Make an exact copy of the entries, and keep any pictures out of it.
---
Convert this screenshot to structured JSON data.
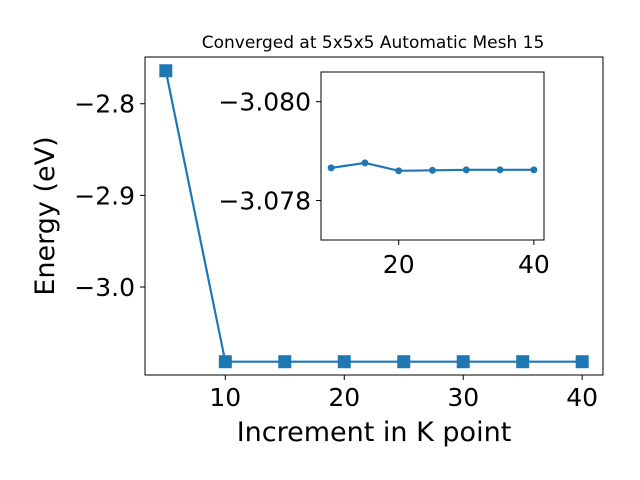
{
  "chart_data": [
    {
      "type": "line",
      "title": "Converged at 5x5x5 Automatic Mesh 15",
      "xlabel": "Increment in K point",
      "ylabel": "Energy (eV)",
      "x": [
        5,
        10,
        15,
        20,
        25,
        30,
        35,
        40
      ],
      "series": [
        {
          "values": [
            -2.764,
            -3.0815,
            -3.0815,
            -3.0815,
            -3.0815,
            -3.0815,
            -3.0815,
            -3.0815
          ]
        }
      ],
      "marker": "square",
      "color": "#1f77b4",
      "xlim": [
        3.25,
        41.75
      ],
      "ylim": [
        -3.096,
        -2.749
      ],
      "xticks": [
        10,
        20,
        30,
        40
      ],
      "yticks": [
        -2.8,
        -2.9,
        -3.0
      ],
      "ytick_labels": [
        "−2.8",
        "−2.9",
        "−3.0"
      ],
      "grid": false
    },
    {
      "type": "line",
      "inset": true,
      "x": [
        10,
        15,
        20,
        25,
        30,
        35,
        40
      ],
      "series": [
        {
          "values": [
            -3.07866,
            -3.07876,
            -3.0786,
            -3.07861,
            -3.07862,
            -3.07862,
            -3.07862
          ]
        }
      ],
      "marker": "circle",
      "color": "#1f77b4",
      "xlim": [
        8.5,
        41.5
      ],
      "ylim": [
        -3.0772,
        -3.0806
      ],
      "yaxis_inverted": true,
      "xticks": [
        20,
        40
      ],
      "yticks": [
        -3.08,
        -3.078
      ],
      "ytick_labels": [
        "−3.080",
        "−3.078"
      ],
      "grid": false
    }
  ]
}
---
▸ **Correct output**:
Convert this screenshot to structured JSON data.
{
  "chart_data": [
    {
      "type": "line",
      "title": "Converged at 5x5x5 Automatic Mesh 15",
      "xlabel": "Increment in K point",
      "ylabel": "Energy (eV)",
      "x": [
        5,
        10,
        15,
        20,
        25,
        30,
        35,
        40
      ],
      "series": [
        {
          "values": [
            -2.764,
            -3.0815,
            -3.0815,
            -3.0815,
            -3.0815,
            -3.0815,
            -3.0815,
            -3.0815
          ]
        }
      ],
      "marker": "square",
      "color": "#1f77b4",
      "xlim": [
        3.25,
        41.75
      ],
      "ylim": [
        -3.096,
        -2.749
      ],
      "xticks": [
        10,
        20,
        30,
        40
      ],
      "yticks": [
        -2.8,
        -2.9,
        -3.0
      ],
      "ytick_labels": [
        "−2.8",
        "−2.9",
        "−3.0"
      ],
      "grid": false
    },
    {
      "type": "line",
      "inset": true,
      "x": [
        10,
        15,
        20,
        25,
        30,
        35,
        40
      ],
      "series": [
        {
          "values": [
            -3.07866,
            -3.07876,
            -3.0786,
            -3.07861,
            -3.07862,
            -3.07862,
            -3.07862
          ]
        }
      ],
      "marker": "circle",
      "color": "#1f77b4",
      "xlim": [
        8.5,
        41.5
      ],
      "ylim": [
        -3.0772,
        -3.0806
      ],
      "yaxis_inverted": true,
      "xticks": [
        20,
        40
      ],
      "yticks": [
        -3.08,
        -3.078
      ],
      "ytick_labels": [
        "−3.080",
        "−3.078"
      ],
      "grid": false
    }
  ]
}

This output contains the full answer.